STATED GOAL:
Find each line holding "Тоффлер" and copy it out.
───── INFORMATION GIVEN
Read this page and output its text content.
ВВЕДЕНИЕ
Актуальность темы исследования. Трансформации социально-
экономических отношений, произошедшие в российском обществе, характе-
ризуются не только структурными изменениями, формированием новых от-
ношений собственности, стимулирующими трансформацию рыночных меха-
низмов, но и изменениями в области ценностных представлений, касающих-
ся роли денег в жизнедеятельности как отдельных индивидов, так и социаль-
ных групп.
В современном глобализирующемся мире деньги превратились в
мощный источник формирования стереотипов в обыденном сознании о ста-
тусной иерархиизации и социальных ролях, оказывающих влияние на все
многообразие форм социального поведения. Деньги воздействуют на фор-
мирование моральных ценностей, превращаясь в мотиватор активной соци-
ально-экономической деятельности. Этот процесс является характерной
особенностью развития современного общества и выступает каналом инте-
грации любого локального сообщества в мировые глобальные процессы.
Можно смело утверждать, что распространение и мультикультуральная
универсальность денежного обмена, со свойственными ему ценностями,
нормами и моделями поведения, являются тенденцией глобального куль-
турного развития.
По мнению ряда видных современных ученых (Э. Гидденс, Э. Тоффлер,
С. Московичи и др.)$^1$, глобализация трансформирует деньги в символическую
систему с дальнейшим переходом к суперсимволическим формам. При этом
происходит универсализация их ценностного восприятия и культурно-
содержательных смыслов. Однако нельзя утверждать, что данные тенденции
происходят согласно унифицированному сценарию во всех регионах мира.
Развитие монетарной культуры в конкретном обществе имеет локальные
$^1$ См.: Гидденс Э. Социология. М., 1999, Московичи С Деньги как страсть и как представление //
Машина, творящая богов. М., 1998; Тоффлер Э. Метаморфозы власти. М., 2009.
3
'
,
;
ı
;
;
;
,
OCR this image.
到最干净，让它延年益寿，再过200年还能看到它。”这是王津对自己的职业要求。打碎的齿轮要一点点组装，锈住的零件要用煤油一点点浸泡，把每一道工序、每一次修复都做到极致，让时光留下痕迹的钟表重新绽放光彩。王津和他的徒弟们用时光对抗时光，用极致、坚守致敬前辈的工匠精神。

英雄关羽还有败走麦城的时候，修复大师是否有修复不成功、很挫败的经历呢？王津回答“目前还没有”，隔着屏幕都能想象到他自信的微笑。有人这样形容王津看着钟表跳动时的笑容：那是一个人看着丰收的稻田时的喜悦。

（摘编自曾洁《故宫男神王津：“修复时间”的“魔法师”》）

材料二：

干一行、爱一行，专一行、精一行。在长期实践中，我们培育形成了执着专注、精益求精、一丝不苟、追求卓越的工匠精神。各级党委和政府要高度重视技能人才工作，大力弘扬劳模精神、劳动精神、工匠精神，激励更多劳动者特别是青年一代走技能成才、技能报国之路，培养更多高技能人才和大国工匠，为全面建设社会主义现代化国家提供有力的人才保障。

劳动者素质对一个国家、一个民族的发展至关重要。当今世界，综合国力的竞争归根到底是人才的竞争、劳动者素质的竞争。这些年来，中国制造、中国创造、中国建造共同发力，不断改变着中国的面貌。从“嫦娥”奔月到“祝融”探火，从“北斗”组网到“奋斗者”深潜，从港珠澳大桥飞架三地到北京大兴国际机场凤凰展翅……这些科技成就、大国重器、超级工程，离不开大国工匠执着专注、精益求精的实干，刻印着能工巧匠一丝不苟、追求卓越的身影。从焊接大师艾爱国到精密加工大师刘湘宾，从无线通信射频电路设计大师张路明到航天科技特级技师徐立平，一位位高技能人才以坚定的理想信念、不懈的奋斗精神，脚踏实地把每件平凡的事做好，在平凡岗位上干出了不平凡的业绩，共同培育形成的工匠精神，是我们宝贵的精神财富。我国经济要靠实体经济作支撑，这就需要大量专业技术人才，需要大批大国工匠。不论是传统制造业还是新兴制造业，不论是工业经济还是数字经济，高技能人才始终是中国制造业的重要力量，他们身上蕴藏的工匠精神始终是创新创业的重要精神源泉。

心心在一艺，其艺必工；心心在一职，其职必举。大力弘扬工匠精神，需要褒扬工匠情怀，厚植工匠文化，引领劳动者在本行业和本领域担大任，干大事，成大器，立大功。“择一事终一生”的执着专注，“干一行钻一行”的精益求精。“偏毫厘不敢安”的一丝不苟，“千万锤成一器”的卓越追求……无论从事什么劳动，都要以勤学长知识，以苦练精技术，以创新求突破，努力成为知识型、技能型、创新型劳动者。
──────────
───── INFORMATION GIVEN
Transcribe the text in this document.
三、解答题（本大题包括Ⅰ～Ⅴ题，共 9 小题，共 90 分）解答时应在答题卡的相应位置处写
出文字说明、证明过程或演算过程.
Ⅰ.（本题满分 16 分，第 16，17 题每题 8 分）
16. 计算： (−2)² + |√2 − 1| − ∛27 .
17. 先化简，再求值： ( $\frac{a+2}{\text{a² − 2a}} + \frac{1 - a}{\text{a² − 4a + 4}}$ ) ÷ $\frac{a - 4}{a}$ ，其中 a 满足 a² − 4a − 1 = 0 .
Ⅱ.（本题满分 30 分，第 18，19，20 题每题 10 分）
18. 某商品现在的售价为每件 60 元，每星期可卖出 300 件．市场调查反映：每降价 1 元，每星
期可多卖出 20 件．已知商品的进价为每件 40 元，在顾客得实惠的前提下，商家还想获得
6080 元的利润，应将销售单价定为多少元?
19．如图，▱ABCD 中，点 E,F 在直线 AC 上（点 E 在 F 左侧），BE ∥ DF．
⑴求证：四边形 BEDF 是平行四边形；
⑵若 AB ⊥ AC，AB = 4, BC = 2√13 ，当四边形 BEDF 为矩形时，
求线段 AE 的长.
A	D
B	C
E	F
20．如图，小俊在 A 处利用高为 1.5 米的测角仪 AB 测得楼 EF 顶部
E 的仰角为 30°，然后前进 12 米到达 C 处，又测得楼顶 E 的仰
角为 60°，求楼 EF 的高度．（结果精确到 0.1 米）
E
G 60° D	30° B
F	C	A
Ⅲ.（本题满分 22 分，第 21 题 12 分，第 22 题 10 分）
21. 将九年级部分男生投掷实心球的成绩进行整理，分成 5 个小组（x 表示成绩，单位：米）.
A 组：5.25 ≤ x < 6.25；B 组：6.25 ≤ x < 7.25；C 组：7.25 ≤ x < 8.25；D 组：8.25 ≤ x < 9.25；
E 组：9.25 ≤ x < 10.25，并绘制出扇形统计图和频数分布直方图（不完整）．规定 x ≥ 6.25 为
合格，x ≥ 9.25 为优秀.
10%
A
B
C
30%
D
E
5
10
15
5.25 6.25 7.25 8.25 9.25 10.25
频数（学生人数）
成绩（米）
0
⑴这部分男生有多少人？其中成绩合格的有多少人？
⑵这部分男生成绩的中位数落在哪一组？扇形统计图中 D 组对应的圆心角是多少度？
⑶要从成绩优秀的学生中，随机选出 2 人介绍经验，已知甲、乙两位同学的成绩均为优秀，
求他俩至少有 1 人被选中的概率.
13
──────────
───── INFORMATION GIVEN
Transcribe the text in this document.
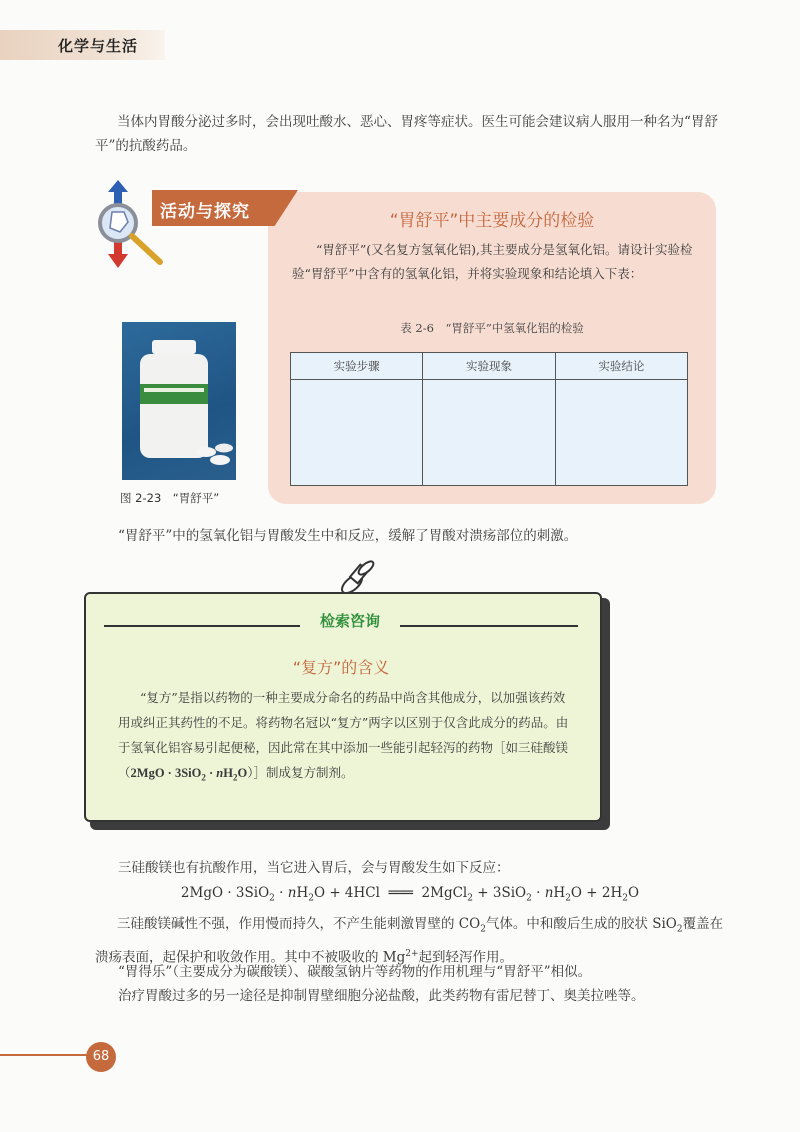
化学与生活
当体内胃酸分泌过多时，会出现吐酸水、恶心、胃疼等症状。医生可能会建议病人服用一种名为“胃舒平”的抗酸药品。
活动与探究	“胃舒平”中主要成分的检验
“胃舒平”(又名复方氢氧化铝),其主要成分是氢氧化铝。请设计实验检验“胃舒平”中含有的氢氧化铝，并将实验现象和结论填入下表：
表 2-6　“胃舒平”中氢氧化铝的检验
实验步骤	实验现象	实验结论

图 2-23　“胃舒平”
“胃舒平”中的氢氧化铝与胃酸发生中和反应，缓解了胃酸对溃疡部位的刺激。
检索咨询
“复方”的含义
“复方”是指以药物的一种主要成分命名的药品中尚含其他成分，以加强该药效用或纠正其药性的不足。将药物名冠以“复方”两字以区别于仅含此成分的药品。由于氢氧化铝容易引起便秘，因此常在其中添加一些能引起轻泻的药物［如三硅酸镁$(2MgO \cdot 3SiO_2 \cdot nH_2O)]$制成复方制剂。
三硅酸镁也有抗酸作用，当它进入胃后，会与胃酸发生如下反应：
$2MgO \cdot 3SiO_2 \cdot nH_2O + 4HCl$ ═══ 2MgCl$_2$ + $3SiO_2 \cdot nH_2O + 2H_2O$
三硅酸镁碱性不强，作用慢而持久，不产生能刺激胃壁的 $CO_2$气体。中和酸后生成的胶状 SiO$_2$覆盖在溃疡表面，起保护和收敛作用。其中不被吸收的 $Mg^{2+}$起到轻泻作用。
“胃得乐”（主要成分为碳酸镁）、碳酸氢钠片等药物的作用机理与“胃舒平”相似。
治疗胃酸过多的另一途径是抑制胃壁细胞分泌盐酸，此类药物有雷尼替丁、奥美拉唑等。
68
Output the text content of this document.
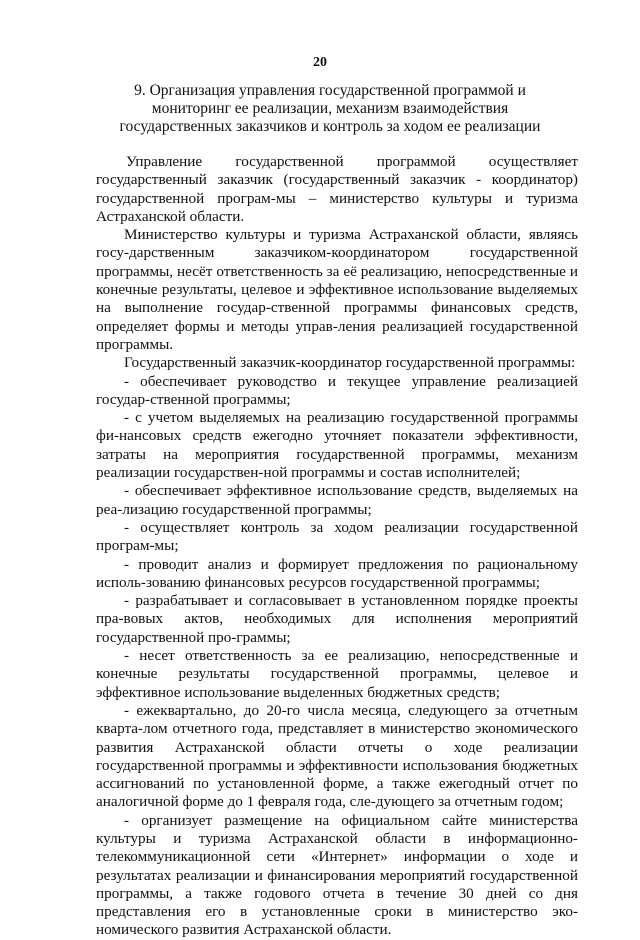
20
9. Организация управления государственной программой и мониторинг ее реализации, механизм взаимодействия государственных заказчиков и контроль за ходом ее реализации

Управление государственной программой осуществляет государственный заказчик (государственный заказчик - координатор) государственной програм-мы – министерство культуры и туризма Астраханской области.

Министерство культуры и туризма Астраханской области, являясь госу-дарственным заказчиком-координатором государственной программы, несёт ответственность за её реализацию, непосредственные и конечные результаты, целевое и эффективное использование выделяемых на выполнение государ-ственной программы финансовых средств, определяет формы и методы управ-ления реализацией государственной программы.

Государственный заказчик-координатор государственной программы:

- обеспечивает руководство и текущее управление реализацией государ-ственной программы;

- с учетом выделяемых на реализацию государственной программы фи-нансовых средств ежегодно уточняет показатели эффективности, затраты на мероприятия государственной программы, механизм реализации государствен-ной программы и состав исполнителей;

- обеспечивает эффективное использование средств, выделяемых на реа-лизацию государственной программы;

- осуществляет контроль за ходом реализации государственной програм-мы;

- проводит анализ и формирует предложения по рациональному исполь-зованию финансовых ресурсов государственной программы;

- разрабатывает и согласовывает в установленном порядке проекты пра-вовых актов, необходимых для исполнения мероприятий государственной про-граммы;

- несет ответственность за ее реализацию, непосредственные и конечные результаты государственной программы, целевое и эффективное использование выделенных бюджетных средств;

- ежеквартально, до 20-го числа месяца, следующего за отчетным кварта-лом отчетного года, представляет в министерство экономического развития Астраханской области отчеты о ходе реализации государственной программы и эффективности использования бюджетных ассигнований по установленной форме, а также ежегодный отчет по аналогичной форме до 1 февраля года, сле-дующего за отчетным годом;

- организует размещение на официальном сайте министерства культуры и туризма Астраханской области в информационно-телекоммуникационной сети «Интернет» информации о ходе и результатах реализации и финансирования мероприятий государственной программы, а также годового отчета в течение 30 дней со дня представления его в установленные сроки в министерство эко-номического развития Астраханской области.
──────────
EXPECTED ANSWER:
По мнению ряда видных современных ученых (Э. Гидденс, Э. Тоффлер,
Машина, творящая богов. М., 1998; Тоффлер Э. Метаморфозы власти. М., 2009.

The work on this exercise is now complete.